Extracted records:
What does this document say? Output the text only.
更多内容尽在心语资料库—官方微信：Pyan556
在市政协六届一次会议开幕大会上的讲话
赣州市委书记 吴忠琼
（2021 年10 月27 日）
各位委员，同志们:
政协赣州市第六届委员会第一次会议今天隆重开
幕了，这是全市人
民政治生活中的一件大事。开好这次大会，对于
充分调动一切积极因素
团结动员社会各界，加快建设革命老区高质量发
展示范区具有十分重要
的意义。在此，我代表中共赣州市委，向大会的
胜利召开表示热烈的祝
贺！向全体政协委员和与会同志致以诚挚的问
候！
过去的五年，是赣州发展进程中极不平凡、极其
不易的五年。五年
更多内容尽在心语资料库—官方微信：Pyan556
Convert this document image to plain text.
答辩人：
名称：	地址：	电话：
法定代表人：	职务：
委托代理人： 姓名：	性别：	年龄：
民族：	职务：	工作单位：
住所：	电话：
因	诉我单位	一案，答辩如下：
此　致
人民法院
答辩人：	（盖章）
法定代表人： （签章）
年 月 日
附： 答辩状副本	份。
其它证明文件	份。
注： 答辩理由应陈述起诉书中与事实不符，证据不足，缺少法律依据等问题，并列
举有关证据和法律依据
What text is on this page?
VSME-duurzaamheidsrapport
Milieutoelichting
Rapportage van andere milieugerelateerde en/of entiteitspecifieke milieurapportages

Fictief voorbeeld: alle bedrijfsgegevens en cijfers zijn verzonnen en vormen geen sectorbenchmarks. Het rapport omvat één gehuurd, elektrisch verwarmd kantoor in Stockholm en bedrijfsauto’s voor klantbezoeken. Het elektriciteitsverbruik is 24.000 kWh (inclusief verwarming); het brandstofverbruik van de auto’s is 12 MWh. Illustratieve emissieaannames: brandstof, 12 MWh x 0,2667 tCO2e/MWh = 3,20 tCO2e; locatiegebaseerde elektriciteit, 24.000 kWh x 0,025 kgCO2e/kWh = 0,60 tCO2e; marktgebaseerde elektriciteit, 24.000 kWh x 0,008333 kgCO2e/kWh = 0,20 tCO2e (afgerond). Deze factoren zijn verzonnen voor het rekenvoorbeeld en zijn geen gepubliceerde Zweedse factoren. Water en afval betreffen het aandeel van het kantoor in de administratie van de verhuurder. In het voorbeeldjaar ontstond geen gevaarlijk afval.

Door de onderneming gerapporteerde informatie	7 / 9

• [What is required]: Return each entry from above without altering a single character.

• [Expected answer]:
What does this document say? Output the text only.
更多内容尽在心语资料库—官方微信：Pyan556
在市政协六届一次会议开幕大会上的讲话
赣州市委书记 吴忠琼
（2021 年10 月27 日）
各位委员，同志们:
政协赣州市第六届委员会第一次会议今天隆重开
幕了，这是全市人
民政治生活中的一件大事。开好这次大会，对于
充分调动一切积极因素
团结动员社会各界，加快建设革命老区高质量发
展示范区具有十分重要
的意义。在此，我代表中共赣州市委，向大会的
胜利召开表示热烈的祝
贺！向全体政协委员和与会同志致以诚挚的问
候！
过去的五年，是赣州发展进程中极不平凡、极其
不易的五年。五年
更多内容尽在心语资料库—官方微信：Pyan556
Convert this document image to plain text.
答辩人：
名称：	地址：	电话：
法定代表人：	职务：
委托代理人： 姓名：	性别：	年龄：
民族：	职务：	工作单位：
住所：	电话：
因	诉我单位	一案，答辩如下：
此　致
人民法院
答辩人：	（盖章）
法定代表人： （签章）
年 月 日
附： 答辩状副本	份。
其它证明文件	份。
注： 答辩理由应陈述起诉书中与事实不符，证据不足，缺少法律依据等问题，并列
举有关证据和法律依据
What text is on this page?
VSME-duurzaamheidsrapport
Milieutoelichting
Rapportage van andere milieugerelateerde en/of entiteitspecifieke milieurapportages

Fictief voorbeeld: alle bedrijfsgegevens en cijfers zijn verzonnen en vormen geen sectorbenchmarks. Het rapport omvat één gehuurd, elektrisch verwarmd kantoor in Stockholm en bedrijfsauto’s voor klantbezoeken. Het elektriciteitsverbruik is 24.000 kWh (inclusief verwarming); het brandstofverbruik van de auto’s is 12 MWh. Illustratieve emissieaannames: brandstof, 12 MWh x 0,2667 tCO2e/MWh = 3,20 tCO2e; locatiegebaseerde elektriciteit, 24.000 kWh x 0,025 kgCO2e/kWh = 0,60 tCO2e; marktgebaseerde elektriciteit, 24.000 kWh x 0,008333 kgCO2e/kWh = 0,20 tCO2e (afgerond). Deze factoren zijn verzonnen voor het rekenvoorbeeld en zijn geen gepubliceerde Zweedse factoren. Water en afval betreffen het aandeel van het kantoor in de administratie van de verhuurder. In het voorbeeldjaar ontstond geen gevaarlijk afval.

Door de onderneming gerapporteerde informatie	7 / 9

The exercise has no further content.